Instructions to follow: Return the listing word for word, as given.

========================

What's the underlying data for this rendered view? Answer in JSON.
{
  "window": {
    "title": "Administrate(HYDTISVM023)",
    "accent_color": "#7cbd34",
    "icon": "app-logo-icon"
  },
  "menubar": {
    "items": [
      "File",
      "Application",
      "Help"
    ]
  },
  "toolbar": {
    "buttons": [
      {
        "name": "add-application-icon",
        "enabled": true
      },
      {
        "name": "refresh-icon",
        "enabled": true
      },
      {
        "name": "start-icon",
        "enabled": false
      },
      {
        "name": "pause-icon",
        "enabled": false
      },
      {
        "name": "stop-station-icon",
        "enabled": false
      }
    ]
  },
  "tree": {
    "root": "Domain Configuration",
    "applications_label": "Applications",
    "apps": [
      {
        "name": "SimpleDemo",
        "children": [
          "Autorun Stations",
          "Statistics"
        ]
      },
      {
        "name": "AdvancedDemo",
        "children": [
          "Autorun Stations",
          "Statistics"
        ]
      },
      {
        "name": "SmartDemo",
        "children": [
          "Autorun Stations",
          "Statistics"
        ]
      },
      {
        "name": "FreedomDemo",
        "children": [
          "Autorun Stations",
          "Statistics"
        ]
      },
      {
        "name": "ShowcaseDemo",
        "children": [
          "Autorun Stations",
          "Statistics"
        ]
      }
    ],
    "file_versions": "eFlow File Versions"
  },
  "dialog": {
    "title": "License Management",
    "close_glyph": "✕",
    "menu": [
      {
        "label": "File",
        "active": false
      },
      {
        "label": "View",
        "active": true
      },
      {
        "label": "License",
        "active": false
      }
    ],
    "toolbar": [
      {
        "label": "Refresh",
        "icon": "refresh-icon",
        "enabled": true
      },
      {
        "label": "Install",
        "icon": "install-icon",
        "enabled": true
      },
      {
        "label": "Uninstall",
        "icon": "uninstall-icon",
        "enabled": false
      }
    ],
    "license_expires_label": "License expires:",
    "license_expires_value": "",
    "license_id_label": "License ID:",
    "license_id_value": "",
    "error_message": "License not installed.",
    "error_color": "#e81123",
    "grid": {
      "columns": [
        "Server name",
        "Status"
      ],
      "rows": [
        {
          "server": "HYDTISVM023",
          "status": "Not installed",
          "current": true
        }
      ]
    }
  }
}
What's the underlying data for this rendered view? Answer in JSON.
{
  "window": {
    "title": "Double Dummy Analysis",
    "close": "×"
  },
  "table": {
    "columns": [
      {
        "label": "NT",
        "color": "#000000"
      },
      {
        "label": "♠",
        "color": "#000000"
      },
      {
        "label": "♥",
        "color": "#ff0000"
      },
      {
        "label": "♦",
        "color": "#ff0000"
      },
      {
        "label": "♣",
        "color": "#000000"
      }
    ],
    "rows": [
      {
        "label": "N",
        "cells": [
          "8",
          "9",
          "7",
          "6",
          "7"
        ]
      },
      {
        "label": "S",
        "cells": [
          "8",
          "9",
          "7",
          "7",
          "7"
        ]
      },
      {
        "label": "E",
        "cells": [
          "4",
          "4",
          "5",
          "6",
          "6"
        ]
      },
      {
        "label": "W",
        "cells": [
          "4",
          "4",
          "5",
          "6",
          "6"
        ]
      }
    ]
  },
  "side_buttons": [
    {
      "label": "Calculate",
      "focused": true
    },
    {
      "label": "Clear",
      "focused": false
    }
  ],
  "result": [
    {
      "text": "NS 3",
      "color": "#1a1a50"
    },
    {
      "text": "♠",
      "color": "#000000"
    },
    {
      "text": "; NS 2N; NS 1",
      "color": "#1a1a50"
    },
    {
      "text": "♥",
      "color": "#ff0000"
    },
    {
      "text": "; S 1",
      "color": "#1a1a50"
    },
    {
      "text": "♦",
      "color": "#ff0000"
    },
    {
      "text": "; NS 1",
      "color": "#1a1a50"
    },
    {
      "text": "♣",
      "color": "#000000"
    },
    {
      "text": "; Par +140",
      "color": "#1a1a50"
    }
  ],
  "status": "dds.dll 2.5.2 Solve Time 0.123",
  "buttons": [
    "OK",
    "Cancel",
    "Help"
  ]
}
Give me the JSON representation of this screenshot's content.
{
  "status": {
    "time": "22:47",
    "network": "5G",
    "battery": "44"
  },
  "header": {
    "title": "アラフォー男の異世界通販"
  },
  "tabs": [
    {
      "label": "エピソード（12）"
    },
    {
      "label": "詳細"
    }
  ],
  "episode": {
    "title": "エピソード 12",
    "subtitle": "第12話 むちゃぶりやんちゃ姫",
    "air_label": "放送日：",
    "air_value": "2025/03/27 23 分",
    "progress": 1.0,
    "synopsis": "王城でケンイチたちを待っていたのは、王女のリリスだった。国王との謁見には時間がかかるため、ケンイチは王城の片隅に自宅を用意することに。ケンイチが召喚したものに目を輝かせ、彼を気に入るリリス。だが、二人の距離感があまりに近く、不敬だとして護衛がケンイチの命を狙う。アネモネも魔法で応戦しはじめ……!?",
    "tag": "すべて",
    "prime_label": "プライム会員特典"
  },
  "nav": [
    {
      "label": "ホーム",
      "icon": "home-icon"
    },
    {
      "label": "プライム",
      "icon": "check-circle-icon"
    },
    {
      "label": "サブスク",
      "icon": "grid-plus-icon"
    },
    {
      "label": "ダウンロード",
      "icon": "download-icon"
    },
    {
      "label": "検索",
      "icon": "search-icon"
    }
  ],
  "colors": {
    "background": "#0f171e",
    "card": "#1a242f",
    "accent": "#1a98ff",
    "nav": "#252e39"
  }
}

========================

Written response:
What's the underlying data for this rendered view? Answer in JSON.
{
  "window": {
    "title": "Administrate(HYDTISVM023)",
    "accent_color": "#7cbd34",
    "icon": "app-logo-icon"
  },
  "menubar": {
    "items": [
      "File",
      "Application",
      "Help"
    ]
  },
  "toolbar": {
    "buttons": [
      {
        "name": "add-application-icon",
        "enabled": true
      },
      {
        "name": "refresh-icon",
        "enabled": true
      },
      {
        "name": "start-icon",
        "enabled": false
      },
      {
        "name": "pause-icon",
        "enabled": false
      },
      {
        "name": "stop-station-icon",
        "enabled": false
      }
    ]
  },
  "tree": {
    "root": "Domain Configuration",
    "applications_label": "Applications",
    "apps": [
      {
        "name": "SimpleDemo",
        "children": [
          "Autorun Stations",
          "Statistics"
        ]
      },
      {
        "name": "AdvancedDemo",
        "children": [
          "Autorun Stations",
          "Statistics"
        ]
      },
      {
        "name": "SmartDemo",
        "children": [
          "Autorun Stations",
          "Statistics"
        ]
      },
      {
        "name": "FreedomDemo",
        "children": [
          "Autorun Stations",
          "Statistics"
        ]
      },
      {
        "name": "ShowcaseDemo",
        "children": [
          "Autorun Stations",
          "Statistics"
        ]
      }
    ],
    "file_versions": "eFlow File Versions"
  },
  "dialog": {
    "title": "License Management",
    "close_glyph": "✕",
    "menu": [
      {
        "label": "File",
        "active": false
      },
      {
        "label": "View",
        "active": true
      },
      {
        "label": "License",
        "active": false
      }
    ],
    "toolbar": [
      {
        "label": "Refresh",
        "icon": "refresh-icon",
        "enabled": true
      },
      {
        "label": "Install",
        "icon": "install-icon",
        "enabled": true
      },
      {
        "label": "Uninstall",
        "icon": "uninstall-icon",
        "enabled": false
      }
    ],
    "license_expires_label": "License expires:",
    "license_expires_value": "",
    "license_id_label": "License ID:",
    "license_id_value": "",
    "error_message": "License not installed.",
    "error_color": "#e81123",
    "grid": {
      "columns": [
        "Server name",
        "Status"
      ],
      "rows": [
        {
          "server": "HYDTISVM023",
          "status": "Not installed",
          "current": true
        }
      ]
    }
  }
}
What's the underlying data for this rendered view? Answer in JSON.
{
  "window": {
    "title": "Double Dummy Analysis",
    "close": "×"
  },
  "table": {
    "columns": [
      {
        "label": "NT",
        "color": "#000000"
      },
      {
        "label": "♠",
        "color": "#000000"
      },
      {
        "label": "♥",
        "color": "#ff0000"
      },
      {
        "label": "♦",
        "color": "#ff0000"
      },
      {
        "label": "♣",
        "color": "#000000"
      }
    ],
    "rows": [
      {
        "label": "N",
        "cells": [
          "8",
          "9",
          "7",
          "6",
          "7"
        ]
      },
      {
        "label": "S",
        "cells": [
          "8",
          "9",
          "7",
          "7",
          "7"
        ]
      },
      {
        "label": "E",
        "cells": [
          "4",
          "4",
          "5",
          "6",
          "6"
        ]
      },
      {
        "label": "W",
        "cells": [
          "4",
          "4",
          "5",
          "6",
          "6"
        ]
      }
    ]
  },
  "side_buttons": [
    {
      "label": "Calculate",
      "focused": true
    },
    {
      "label": "Clear",
      "focused": false
    }
  ],
  "result": [
    {
      "text": "NS 3",
      "color": "#1a1a50"
    },
    {
      "text": "♠",
      "color": "#000000"
    },
    {
      "text": "; NS 2N; NS 1",
      "color": "#1a1a50"
    },
    {
      "text": "♥",
      "color": "#ff0000"
    },
    {
      "text": "; S 1",
      "color": "#1a1a50"
    },
    {
      "text": "♦",
      "color": "#ff0000"
    },
    {
      "text": "; NS 1",
      "color": "#1a1a50"
    },
    {
      "text": "♣",
      "color": "#000000"
    },
    {
      "text": "; Par +140",
      "color": "#1a1a50"
    }
  ],
  "status": "dds.dll 2.5.2 Solve Time 0.123",
  "buttons": [
    "OK",
    "Cancel",
    "Help"
  ]
}
Give me the JSON representation of this screenshot's content.
{
  "status": {
    "time": "22:47",
    "network": "5G",
    "battery": "44"
  },
  "header": {
    "title": "アラフォー男の異世界通販"
  },
  "tabs": [
    {
      "label": "エピソード（12）"
    },
    {
      "label": "詳細"
    }
  ],
  "episode": {
    "title": "エピソード 12",
    "subtitle": "第12話 むちゃぶりやんちゃ姫",
    "air_label": "放送日：",
    "air_value": "2025/03/27 23 分",
    "progress": 1.0,
    "synopsis": "王城でケンイチたちを待っていたのは、王女のリリスだった。国王との謁見には時間がかかるため、ケンイチは王城の片隅に自宅を用意することに。ケンイチが召喚したものに目を輝かせ、彼を気に入るリリス。だが、二人の距離感があまりに近く、不敬だとして護衛がケンイチの命を狙う。アネモネも魔法で応戦しはじめ……!?",
    "tag": "すべて",
    "prime_label": "プライム会員特典"
  },
  "nav": [
    {
      "label": "ホーム",
      "icon": "home-icon"
    },
    {
      "label": "プライム",
      "icon": "check-circle-icon"
    },
    {
      "label": "サブスク",
      "icon": "grid-plus-icon"
    },
    {
      "label": "ダウンロード",
      "icon": "download-icon"
    },
    {
      "label": "検索",
      "icon": "search-icon"
    }
  ],
  "colors": {
    "background": "#0f171e",
    "card": "#1a242f",
    "accent": "#1a98ff",
    "nav": "#252e39"
  }
}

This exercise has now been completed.